TASK INSTRUCTIONS:
Copy out every entry precisely.

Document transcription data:
#####
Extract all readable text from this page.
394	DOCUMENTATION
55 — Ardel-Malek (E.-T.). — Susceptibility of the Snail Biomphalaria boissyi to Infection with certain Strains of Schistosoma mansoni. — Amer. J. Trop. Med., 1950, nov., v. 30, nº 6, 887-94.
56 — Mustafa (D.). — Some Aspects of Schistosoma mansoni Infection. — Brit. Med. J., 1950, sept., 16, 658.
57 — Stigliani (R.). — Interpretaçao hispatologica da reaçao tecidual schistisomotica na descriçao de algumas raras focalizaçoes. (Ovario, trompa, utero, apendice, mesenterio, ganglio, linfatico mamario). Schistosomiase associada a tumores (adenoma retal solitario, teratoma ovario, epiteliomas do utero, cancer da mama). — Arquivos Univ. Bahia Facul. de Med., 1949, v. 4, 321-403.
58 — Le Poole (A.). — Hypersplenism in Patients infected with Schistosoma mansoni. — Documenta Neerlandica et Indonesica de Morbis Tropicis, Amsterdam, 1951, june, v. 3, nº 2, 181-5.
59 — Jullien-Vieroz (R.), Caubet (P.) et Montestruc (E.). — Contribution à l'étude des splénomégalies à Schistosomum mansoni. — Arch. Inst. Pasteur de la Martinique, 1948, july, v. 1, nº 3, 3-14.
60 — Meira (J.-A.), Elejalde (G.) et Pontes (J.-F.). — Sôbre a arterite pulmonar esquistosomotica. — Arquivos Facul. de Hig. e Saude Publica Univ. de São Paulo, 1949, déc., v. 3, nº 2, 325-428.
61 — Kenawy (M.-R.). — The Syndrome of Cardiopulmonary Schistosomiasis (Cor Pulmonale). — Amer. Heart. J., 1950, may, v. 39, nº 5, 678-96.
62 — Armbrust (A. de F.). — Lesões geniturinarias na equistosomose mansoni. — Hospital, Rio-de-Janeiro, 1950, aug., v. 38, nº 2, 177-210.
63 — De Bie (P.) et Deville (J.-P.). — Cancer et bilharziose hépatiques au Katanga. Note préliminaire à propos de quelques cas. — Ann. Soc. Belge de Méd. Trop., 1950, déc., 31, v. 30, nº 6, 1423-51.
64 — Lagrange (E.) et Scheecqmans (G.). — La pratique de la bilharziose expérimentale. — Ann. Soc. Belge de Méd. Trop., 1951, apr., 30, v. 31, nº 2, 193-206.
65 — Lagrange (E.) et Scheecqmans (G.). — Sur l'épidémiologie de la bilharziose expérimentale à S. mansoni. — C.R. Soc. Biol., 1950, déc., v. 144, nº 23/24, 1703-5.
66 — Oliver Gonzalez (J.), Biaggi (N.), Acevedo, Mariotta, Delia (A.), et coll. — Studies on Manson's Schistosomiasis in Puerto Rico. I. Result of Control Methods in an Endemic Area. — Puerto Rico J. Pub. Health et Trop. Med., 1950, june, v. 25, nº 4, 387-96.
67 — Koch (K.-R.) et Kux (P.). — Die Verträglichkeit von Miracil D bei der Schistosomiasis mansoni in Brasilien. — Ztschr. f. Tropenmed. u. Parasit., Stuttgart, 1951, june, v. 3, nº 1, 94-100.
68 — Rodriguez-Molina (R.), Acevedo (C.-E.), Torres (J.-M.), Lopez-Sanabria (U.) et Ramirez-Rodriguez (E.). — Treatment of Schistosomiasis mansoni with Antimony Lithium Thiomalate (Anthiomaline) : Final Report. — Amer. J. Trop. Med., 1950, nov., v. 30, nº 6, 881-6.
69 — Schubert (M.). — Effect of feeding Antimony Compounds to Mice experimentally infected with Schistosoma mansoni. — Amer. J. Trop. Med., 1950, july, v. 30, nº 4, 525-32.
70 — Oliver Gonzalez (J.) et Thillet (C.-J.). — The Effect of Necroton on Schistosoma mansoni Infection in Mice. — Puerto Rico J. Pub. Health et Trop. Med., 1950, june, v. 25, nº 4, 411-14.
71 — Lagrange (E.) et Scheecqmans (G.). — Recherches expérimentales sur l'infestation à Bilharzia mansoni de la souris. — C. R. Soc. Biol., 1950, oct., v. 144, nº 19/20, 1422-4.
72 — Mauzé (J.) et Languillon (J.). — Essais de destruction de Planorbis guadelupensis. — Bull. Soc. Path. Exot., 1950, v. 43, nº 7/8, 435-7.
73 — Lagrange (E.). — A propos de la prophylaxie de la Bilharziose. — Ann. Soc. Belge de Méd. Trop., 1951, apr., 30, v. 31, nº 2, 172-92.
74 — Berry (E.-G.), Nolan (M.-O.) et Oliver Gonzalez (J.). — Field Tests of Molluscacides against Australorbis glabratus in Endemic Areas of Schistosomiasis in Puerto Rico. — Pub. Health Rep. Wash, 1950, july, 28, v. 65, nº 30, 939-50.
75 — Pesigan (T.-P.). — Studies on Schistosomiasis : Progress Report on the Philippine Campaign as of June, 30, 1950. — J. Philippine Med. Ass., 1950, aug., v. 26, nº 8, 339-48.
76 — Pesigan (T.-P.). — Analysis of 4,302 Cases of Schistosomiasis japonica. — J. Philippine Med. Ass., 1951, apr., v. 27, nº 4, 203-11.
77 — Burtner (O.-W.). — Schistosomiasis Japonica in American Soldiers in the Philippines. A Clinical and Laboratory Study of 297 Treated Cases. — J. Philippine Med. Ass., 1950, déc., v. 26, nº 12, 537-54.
#####
WRITTEN ANSWER:
Extract all readable text from this page.
394	DOCUMENTATION
55 — Ardel-Malek (E.-T.). — Susceptibility of the Snail Biomphalaria boissyi to Infection with certain Strains of Schistosoma mansoni. — Amer. J. Trop. Med., 1950, nov., v. 30, nº 6, 887-94.
56 — Mustafa (D.). — Some Aspects of Schistosoma mansoni Infection. — Brit. Med. J., 1950, sept., 16, 658.
57 — Stigliani (R.). — Interpretaçao hispatologica da reaçao tecidual schistisomotica na descriçao de algumas raras focalizaçoes. (Ovario, trompa, utero, apendice, mesenterio, ganglio, linfatico mamario). Schistosomiase associada a tumores (adenoma retal solitario, teratoma ovario, epiteliomas do utero, cancer da mama). — Arquivos Univ. Bahia Facul. de Med., 1949, v. 4, 321-403.
58 — Le Poole (A.). — Hypersplenism in Patients infected with Schistosoma mansoni. — Documenta Neerlandica et Indonesica de Morbis Tropicis, Amsterdam, 1951, june, v. 3, nº 2, 181-5.
59 — Jullien-Vieroz (R.), Caubet (P.) et Montestruc (E.). — Contribution à l'étude des splénomégalies à Schistosomum mansoni. — Arch. Inst. Pasteur de la Martinique, 1948, july, v. 1, nº 3, 3-14.
60 — Meira (J.-A.), Elejalde (G.) et Pontes (J.-F.). — Sôbre a arterite pulmonar esquistosomotica. — Arquivos Facul. de Hig. e Saude Publica Univ. de São Paulo, 1949, déc., v. 3, nº 2, 325-428.
61 — Kenawy (M.-R.). — The Syndrome of Cardiopulmonary Schistosomiasis (Cor Pulmonale). — Amer. Heart. J., 1950, may, v. 39, nº 5, 678-96.
62 — Armbrust (A. de F.). — Lesões geniturinarias na equistosomose mansoni. — Hospital, Rio-de-Janeiro, 1950, aug., v. 38, nº 2, 177-210.
63 — De Bie (P.) et Deville (J.-P.). — Cancer et bilharziose hépatiques au Katanga. Note préliminaire à propos de quelques cas. — Ann. Soc. Belge de Méd. Trop., 1950, déc., 31, v. 30, nº 6, 1423-51.
64 — Lagrange (E.) et Scheecqmans (G.). — La pratique de la bilharziose expérimentale. — Ann. Soc. Belge de Méd. Trop., 1951, apr., 30, v. 31, nº 2, 193-206.
65 — Lagrange (E.) et Scheecqmans (G.). — Sur l'épidémiologie de la bilharziose expérimentale à S. mansoni. — C.R. Soc. Biol., 1950, déc., v. 144, nº 23/24, 1703-5.
66 — Oliver Gonzalez (J.), Biaggi (N.), Acevedo, Mariotta, Delia (A.), et coll. — Studies on Manson's Schistosomiasis in Puerto Rico. I. Result of Control Methods in an Endemic Area. — Puerto Rico J. Pub. Health et Trop. Med., 1950, june, v. 25, nº 4, 387-96.
67 — Koch (K.-R.) et Kux (P.). — Die Verträglichkeit von Miracil D bei der Schistosomiasis mansoni in Brasilien. — Ztschr. f. Tropenmed. u. Parasit., Stuttgart, 1951, june, v. 3, nº 1, 94-100.
68 — Rodriguez-Molina (R.), Acevedo (C.-E.), Torres (J.-M.), Lopez-Sanabria (U.) et Ramirez-Rodriguez (E.). — Treatment of Schistosomiasis mansoni with Antimony Lithium Thiomalate (Anthiomaline) : Final Report. — Amer. J. Trop. Med., 1950, nov., v. 30, nº 6, 881-6.
69 — Schubert (M.). — Effect of feeding Antimony Compounds to Mice experimentally infected with Schistosoma mansoni. — Amer. J. Trop. Med., 1950, july, v. 30, nº 4, 525-32.
70 — Oliver Gonzalez (J.) et Thillet (C.-J.). — The Effect of Necroton on Schistosoma mansoni Infection in Mice. — Puerto Rico J. Pub. Health et Trop. Med., 1950, june, v. 25, nº 4, 411-14.
71 — Lagrange (E.) et Scheecqmans (G.). — Recherches expérimentales sur l'infestation à Bilharzia mansoni de la souris. — C. R. Soc. Biol., 1950, oct., v. 144, nº 19/20, 1422-4.
72 — Mauzé (J.) et Languillon (J.). — Essais de destruction de Planorbis guadelupensis. — Bull. Soc. Path. Exot., 1950, v. 43, nº 7/8, 435-7.
73 — Lagrange (E.). — A propos de la prophylaxie de la Bilharziose. — Ann. Soc. Belge de Méd. Trop., 1951, apr., 30, v. 31, nº 2, 172-92.
74 — Berry (E.-G.), Nolan (M.-O.) et Oliver Gonzalez (J.). — Field Tests of Molluscacides against Australorbis glabratus in Endemic Areas of Schistosomiasis in Puerto Rico. — Pub. Health Rep. Wash, 1950, july, 28, v. 65, nº 30, 939-50.
75 — Pesigan (T.-P.). — Studies on Schistosomiasis : Progress Report on the Philippine Campaign as of June, 30, 1950. — J. Philippine Med. Ass., 1950, aug., v. 26, nº 8, 339-48.
76 — Pesigan (T.-P.). — Analysis of 4,302 Cases of Schistosomiasis japonica. — J. Philippine Med. Ass., 1951, apr., v. 27, nº 4, 203-11.
77 — Burtner (O.-W.). — Schistosomiasis Japonica in American Soldiers in the Philippines. A Clinical and Laboratory Study of 297 Treated Cases. — J. Philippine Med. Ass., 1950, déc., v. 26, nº 12, 537-54.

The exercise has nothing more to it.